**Short problem**
Only lines holding the word "siècle" should be copied from the material.

--- start ---

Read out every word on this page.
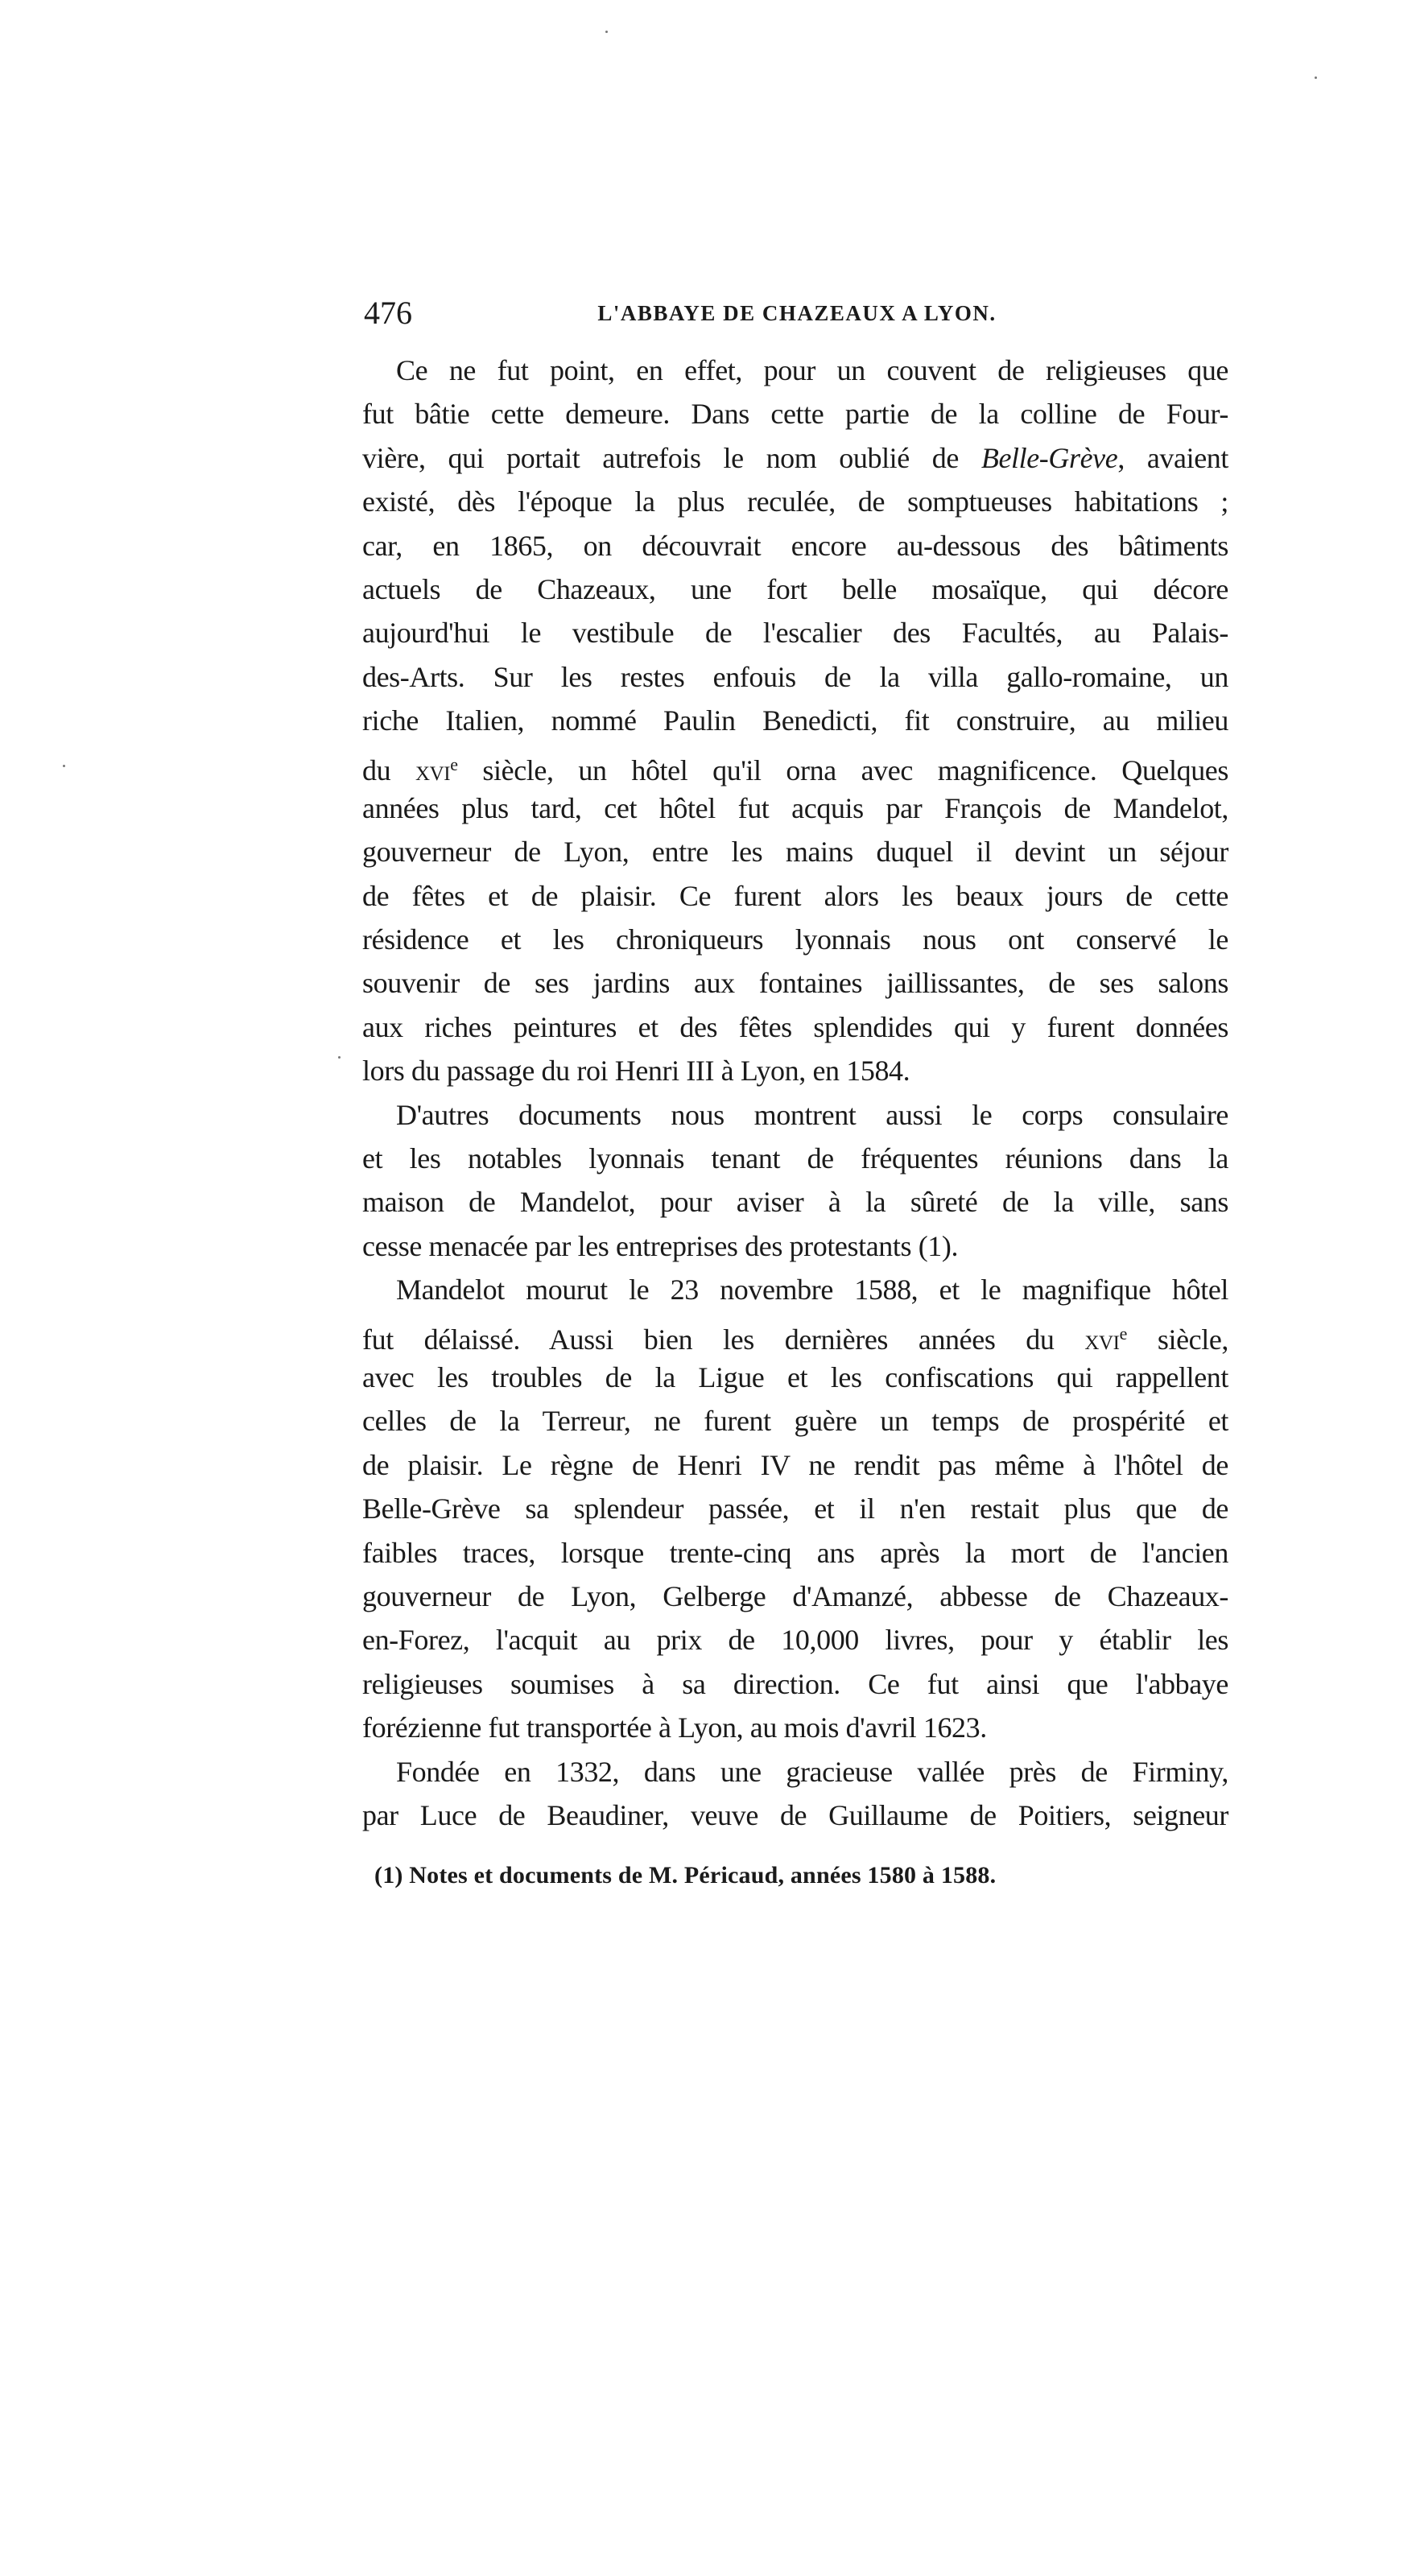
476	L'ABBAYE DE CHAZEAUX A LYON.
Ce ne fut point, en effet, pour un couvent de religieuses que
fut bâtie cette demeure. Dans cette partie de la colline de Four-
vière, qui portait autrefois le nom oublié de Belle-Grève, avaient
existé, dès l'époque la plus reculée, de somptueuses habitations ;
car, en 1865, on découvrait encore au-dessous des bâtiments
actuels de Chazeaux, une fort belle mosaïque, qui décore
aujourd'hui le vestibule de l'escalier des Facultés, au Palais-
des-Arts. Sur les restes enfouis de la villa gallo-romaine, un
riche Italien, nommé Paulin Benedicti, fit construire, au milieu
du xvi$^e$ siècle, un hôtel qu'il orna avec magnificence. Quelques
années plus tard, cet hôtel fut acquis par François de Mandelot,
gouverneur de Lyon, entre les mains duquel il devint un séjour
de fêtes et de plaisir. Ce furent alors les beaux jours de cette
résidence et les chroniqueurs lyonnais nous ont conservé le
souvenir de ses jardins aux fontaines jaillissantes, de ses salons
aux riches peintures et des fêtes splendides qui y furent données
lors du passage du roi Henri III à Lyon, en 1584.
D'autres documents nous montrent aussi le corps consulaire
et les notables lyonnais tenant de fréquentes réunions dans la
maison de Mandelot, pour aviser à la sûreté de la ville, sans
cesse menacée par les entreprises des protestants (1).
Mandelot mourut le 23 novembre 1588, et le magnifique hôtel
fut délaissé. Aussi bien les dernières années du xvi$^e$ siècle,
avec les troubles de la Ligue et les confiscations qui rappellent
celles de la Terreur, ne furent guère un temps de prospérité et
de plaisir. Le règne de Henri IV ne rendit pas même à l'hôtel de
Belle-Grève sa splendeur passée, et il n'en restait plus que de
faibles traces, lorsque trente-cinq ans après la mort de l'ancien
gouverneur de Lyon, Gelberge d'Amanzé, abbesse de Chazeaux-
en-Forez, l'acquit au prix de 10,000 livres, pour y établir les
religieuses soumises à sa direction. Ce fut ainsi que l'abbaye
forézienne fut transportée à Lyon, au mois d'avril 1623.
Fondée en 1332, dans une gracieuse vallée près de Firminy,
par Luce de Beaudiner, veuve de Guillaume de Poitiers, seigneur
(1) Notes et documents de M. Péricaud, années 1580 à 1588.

--- end ---

**Written response**
du xvi$^e$ siècle, un hôtel qu'il orna avec magnificence. Quelques
fut délaissé. Aussi bien les dernières années du xvi$^e$ siècle,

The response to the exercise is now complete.